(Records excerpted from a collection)
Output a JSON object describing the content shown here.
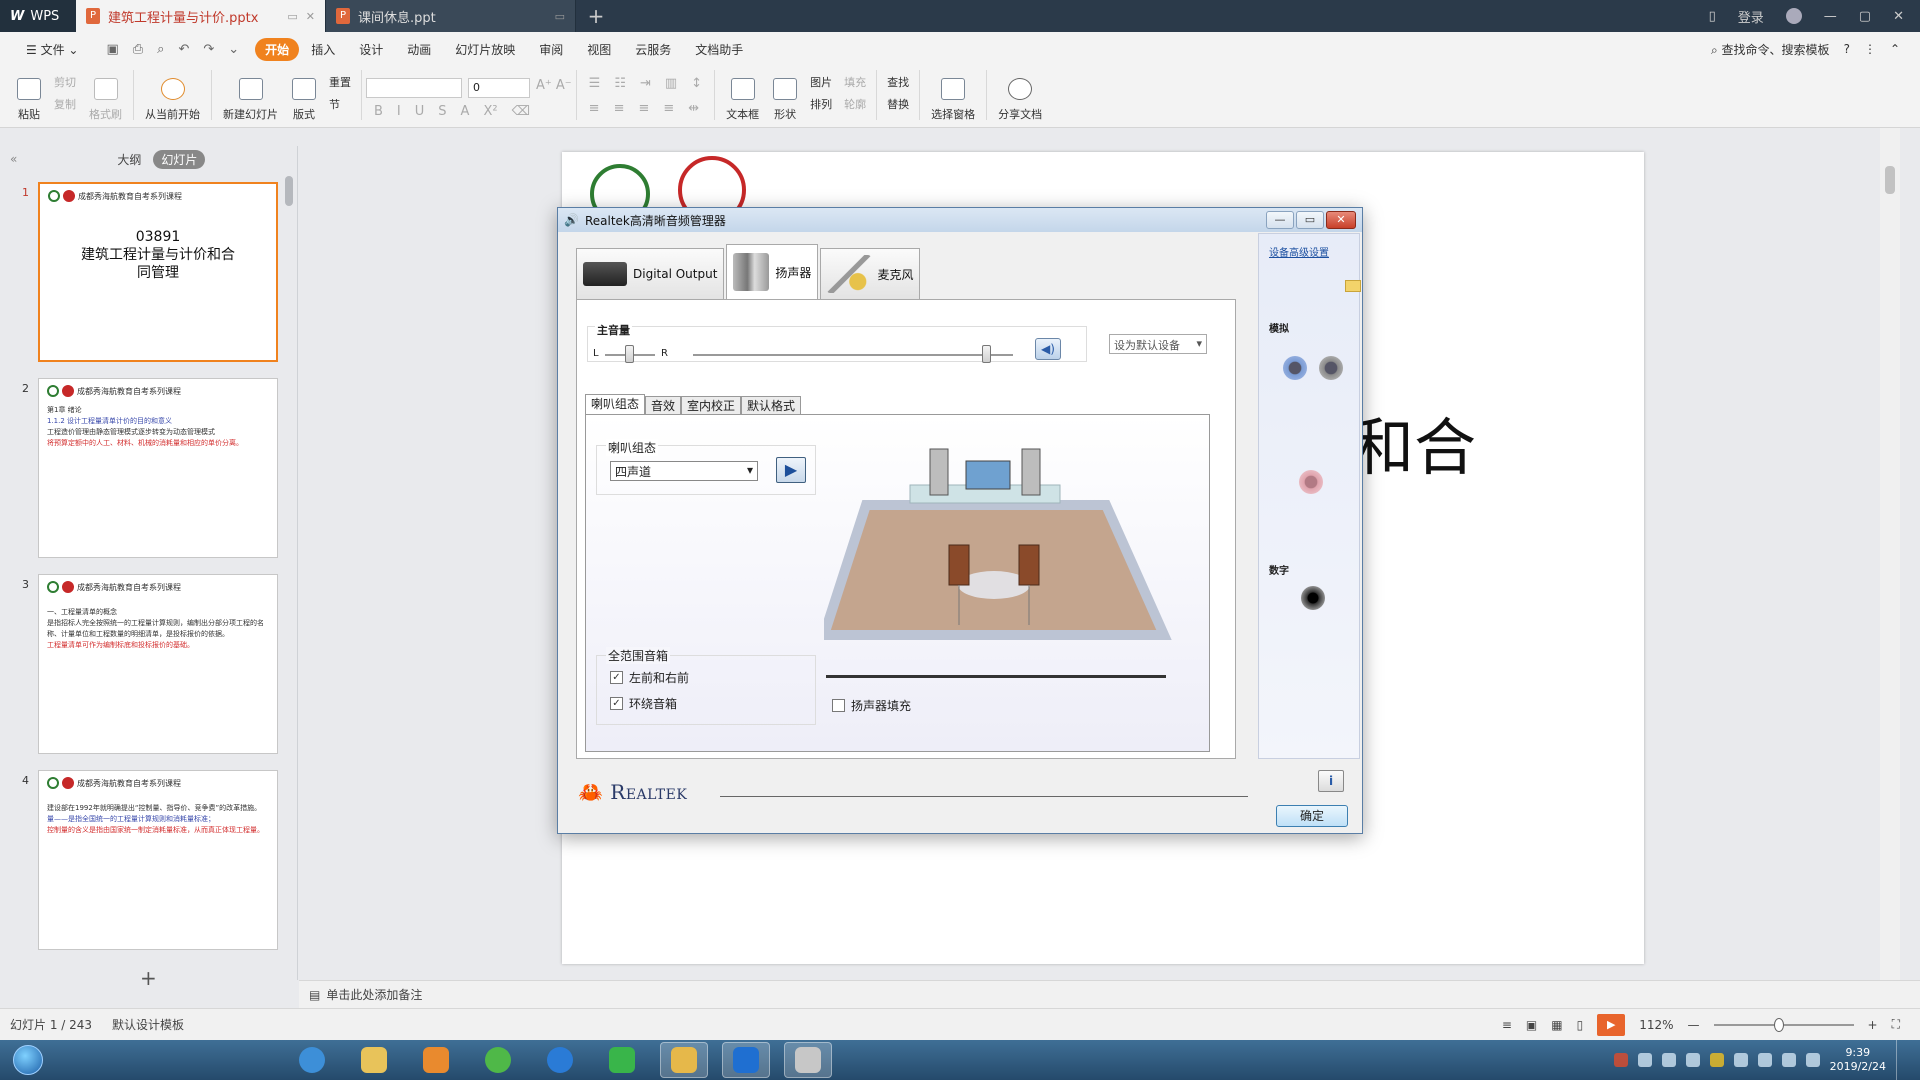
{
  "tabbar": {
    "app": "WPS",
    "tabs": [
      {
        "title": "建筑工程计量与计价.pptx",
        "active": true
      },
      {
        "title": "课间休息.ppt",
        "active": false
      }
    ],
    "login": "登录"
  },
  "menubar": {
    "file": "文件",
    "items": [
      "开始",
      "插入",
      "设计",
      "动画",
      "幻灯片放映",
      "审阅",
      "视图",
      "云服务",
      "文档助手"
    ],
    "search": "查找命令、搜索模板"
  },
  "ribbon": {
    "paste": "粘贴",
    "cut": "剪切",
    "copy": "复制",
    "format_painter": "格式刷",
    "from_current": "从当前开始",
    "new_slide": "新建幻灯片",
    "layout": "版式",
    "reset": "重置",
    "section": "节",
    "font_size": "0",
    "textbox": "文本框",
    "shape": "形状",
    "picture": "图片",
    "fill": "填充",
    "arrange": "排列",
    "outline": "轮廓",
    "find": "查找",
    "replace": "替换",
    "select_pane": "选择窗格",
    "share": "分享文档"
  },
  "leftpanel": {
    "tabs": [
      "大纲",
      "幻灯片"
    ],
    "header_text": "成都秀海航教育自考系列课程",
    "slides": [
      {
        "num": "1",
        "code": "03891",
        "title": "建筑工程计量与计价和合同管理"
      },
      {
        "num": "2",
        "line1": "第1章 绪论",
        "line2": "1.1.2 设计工程量清单计价的目的和意义",
        "line3": "工程造价管理由静态管理模式逐步转变为动态管理模式",
        "line4": "将预算定额中的人工、材料、机械的消耗量和相应的单价分离。"
      },
      {
        "num": "3",
        "line1": "一、工程量清单的概念",
        "line2": "是指招标人完全按照统一的工程量计算规则，编制出分部分项工程的名称、计量单位和工程数量的明细清单，是投标报价的依据。",
        "line3": "工程量清单可作为编制标底和投标报价的基础。"
      },
      {
        "num": "4",
        "line1": "建设部在1992年就明确提出“控制量、指导价、竞争费”的改革措施。",
        "line2": "量——是指全国统一的工程量计算规则和消耗量标准；",
        "line3": "控制量的含义是指由国家统一制定消耗量标准，从而真正体现工程量。"
      }
    ]
  },
  "slide": {
    "big_text": "和合"
  },
  "notes": {
    "placeholder": "单击此处添加备注"
  },
  "statusbar": {
    "slide_pos": "幻灯片 1 / 243",
    "template": "默认设计模板",
    "zoom": "112%",
    "zoom_level": 0.47
  },
  "taskbar": {
    "time": "9:39",
    "date": "2019/2/24"
  },
  "dialog": {
    "title": "Realtek高清晰音频管理器",
    "device_tabs": [
      "Digital Output",
      "扬声器",
      "麦克风"
    ],
    "main_volume_label": "主音量",
    "left": "L",
    "right": "R",
    "balance": 0.5,
    "volume": 0.92,
    "default_device": "设为默认设备",
    "sub_tabs": [
      "喇叭组态",
      "音效",
      "室内校正",
      "默认格式"
    ],
    "speaker_config_label": "喇叭组态",
    "speaker_config_value": "四声道",
    "fullrange_label": "全范围音箱",
    "front_lr": "左前和右前",
    "surround": "环绕音箱",
    "speaker_fill": "扬声器填充",
    "advanced_link": "设备高级设置",
    "analog": "模拟",
    "digital": "数字",
    "brand": "Realtek",
    "ok": "确定"
  }
}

> Problem statement
Go through the material above and copy each line that has the word "Output".

> Full answer
Output a JSON object describing the content shown here.
      "Digital Output",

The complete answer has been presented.